%%

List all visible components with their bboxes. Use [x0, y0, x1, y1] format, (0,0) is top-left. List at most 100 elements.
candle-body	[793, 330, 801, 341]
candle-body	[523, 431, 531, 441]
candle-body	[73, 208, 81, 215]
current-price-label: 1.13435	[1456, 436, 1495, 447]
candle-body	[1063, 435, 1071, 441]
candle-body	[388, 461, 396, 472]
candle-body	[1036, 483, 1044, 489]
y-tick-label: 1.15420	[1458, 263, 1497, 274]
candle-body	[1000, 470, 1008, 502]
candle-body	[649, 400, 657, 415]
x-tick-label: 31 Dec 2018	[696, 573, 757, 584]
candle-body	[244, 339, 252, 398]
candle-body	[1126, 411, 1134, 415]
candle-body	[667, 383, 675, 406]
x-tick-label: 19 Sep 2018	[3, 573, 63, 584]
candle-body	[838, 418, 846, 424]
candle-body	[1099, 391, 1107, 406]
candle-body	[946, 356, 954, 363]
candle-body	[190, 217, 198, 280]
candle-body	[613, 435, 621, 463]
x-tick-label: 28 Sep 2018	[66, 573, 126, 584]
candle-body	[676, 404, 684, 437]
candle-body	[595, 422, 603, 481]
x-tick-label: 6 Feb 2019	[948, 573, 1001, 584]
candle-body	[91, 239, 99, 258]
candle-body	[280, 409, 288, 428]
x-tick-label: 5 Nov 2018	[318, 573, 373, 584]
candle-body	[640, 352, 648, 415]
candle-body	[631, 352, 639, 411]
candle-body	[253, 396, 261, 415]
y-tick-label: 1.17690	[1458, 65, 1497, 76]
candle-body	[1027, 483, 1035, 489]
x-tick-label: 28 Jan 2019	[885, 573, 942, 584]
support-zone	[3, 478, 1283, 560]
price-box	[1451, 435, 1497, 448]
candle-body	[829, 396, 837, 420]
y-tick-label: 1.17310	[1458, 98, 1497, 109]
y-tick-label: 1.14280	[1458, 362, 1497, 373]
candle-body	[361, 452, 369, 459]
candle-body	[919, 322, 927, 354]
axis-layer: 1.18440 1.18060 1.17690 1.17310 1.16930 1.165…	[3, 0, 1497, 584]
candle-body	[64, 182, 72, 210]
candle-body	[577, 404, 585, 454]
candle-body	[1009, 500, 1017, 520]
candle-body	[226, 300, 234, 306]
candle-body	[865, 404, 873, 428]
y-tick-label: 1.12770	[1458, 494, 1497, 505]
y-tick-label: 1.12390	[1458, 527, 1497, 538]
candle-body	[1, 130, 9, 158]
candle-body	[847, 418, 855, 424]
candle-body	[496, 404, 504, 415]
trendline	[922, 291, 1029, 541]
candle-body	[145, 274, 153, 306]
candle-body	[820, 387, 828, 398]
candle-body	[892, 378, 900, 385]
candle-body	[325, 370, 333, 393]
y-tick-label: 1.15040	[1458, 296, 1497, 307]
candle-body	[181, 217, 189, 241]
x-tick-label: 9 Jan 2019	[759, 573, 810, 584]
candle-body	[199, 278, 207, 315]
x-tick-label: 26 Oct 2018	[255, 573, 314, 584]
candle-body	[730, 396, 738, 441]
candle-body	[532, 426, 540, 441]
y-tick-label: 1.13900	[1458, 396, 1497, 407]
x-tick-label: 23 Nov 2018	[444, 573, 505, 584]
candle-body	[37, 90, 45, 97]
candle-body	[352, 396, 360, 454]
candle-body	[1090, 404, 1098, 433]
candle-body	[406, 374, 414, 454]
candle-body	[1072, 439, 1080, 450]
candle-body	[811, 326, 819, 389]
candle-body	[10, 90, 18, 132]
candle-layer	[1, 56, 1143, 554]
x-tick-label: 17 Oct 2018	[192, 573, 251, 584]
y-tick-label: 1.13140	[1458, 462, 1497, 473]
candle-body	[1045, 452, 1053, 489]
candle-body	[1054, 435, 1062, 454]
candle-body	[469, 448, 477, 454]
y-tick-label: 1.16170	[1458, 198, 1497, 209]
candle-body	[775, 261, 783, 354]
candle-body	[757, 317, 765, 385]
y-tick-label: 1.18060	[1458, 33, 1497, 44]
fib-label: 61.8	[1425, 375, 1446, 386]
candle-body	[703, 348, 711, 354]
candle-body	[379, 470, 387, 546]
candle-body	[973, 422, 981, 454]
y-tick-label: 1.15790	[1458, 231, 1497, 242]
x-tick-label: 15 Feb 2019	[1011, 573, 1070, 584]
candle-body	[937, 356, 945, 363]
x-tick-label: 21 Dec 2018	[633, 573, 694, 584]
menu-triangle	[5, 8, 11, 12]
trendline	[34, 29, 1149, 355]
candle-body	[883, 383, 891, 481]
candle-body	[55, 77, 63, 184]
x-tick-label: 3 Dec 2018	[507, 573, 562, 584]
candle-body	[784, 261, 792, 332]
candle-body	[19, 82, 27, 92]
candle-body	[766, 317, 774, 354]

%%

■ やること
一覧の冒頭から「411, 1134, 415]」を含む行までを書き直し、「candle-body」をすべて「candlestick-body」に変える。それ以外はそのままにする。

■ 解答全文
List all visible components with their bboxes. Use [x0, y0, x1, y1] format, (0,0) is top-left. List at most 100 elements.
candlestick-body	[793, 330, 801, 341]
candlestick-body	[523, 431, 531, 441]
candlestick-body	[73, 208, 81, 215]
current-price-label: 1.13435	[1456, 436, 1495, 447]
candlestick-body	[1063, 435, 1071, 441]
candlestick-body	[388, 461, 396, 472]
candlestick-body	[1036, 483, 1044, 489]
y-tick-label: 1.15420	[1458, 263, 1497, 274]
candlestick-body	[1000, 470, 1008, 502]
candlestick-body	[649, 400, 657, 415]
x-tick-label: 31 Dec 2018	[696, 573, 757, 584]
candlestick-body	[244, 339, 252, 398]
candlestick-body	[1126, 411, 1134, 415]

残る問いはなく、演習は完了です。